Set problem: How many lines in these records hold the string "values"? State only that number.

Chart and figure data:

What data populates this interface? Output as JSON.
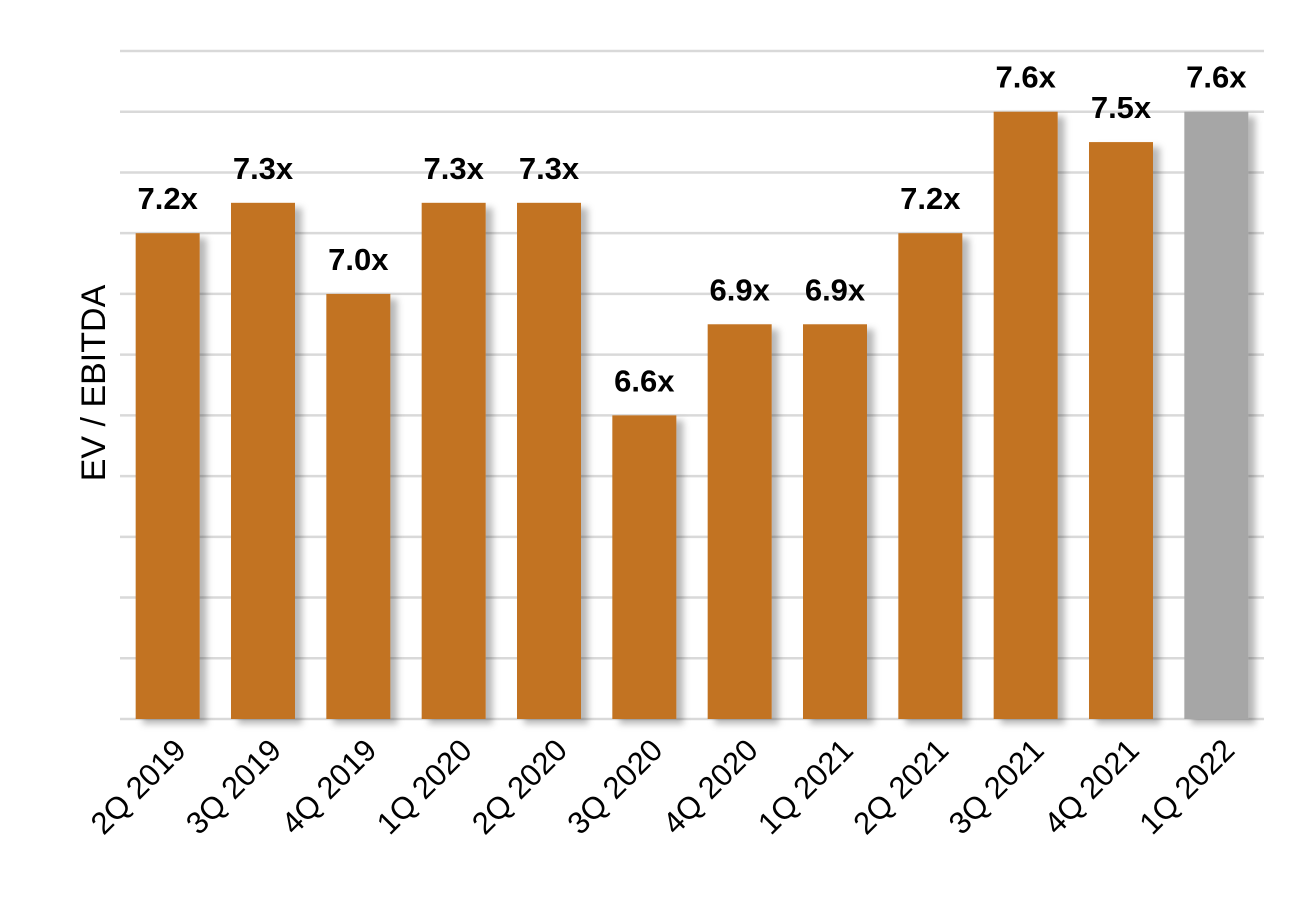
{
  "chart_data": {
    "type": "bar",
    "ylabel": "EV / EBITDA",
    "xlabel": "",
    "categories": [
      "2Q 2019",
      "3Q 2019",
      "4Q 2019",
      "1Q 2020",
      "2Q 2020",
      "3Q 2020",
      "4Q 2020",
      "1Q 2021",
      "2Q 2021",
      "3Q 2021",
      "4Q 2021",
      "1Q 2022"
    ],
    "values": [
      7.2,
      7.3,
      7.0,
      7.3,
      7.3,
      6.6,
      6.9,
      6.9,
      7.2,
      7.6,
      7.5,
      7.6
    ],
    "data_labels": [
      "7.2x",
      "7.3x",
      "7.0x",
      "7.3x",
      "7.3x",
      "6.6x",
      "6.9x",
      "6.9x",
      "7.2x",
      "7.6x",
      "7.5x",
      "7.6x"
    ],
    "ylim": [
      5.6,
      7.8
    ],
    "gridline_step": 0.2,
    "grid": true,
    "legend": "none",
    "colors": {
      "bar": "#c27321",
      "highlight_bar": "#a6a6a6",
      "grid": "#d9d9d9"
    },
    "highlight_index": 11
  }
}
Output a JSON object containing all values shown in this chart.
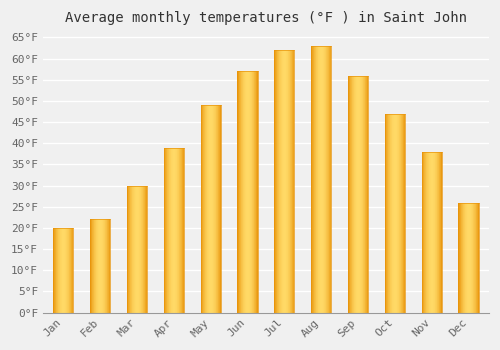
{
  "title": "Average monthly temperatures (°F ) in Saint John",
  "months": [
    "Jan",
    "Feb",
    "Mar",
    "Apr",
    "May",
    "Jun",
    "Jul",
    "Aug",
    "Sep",
    "Oct",
    "Nov",
    "Dec"
  ],
  "values": [
    20,
    22,
    30,
    39,
    49,
    57,
    62,
    63,
    56,
    47,
    38,
    26
  ],
  "bar_color_light": "#FFD966",
  "bar_color_mid": "#FFC125",
  "bar_color_dark": "#E8940A",
  "background_color": "#F0F0F0",
  "grid_color": "#FFFFFF",
  "ytick_min": 0,
  "ytick_max": 65,
  "ytick_step": 5,
  "title_fontsize": 10,
  "tick_fontsize": 8,
  "font_family": "monospace"
}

Output for this exercise: 3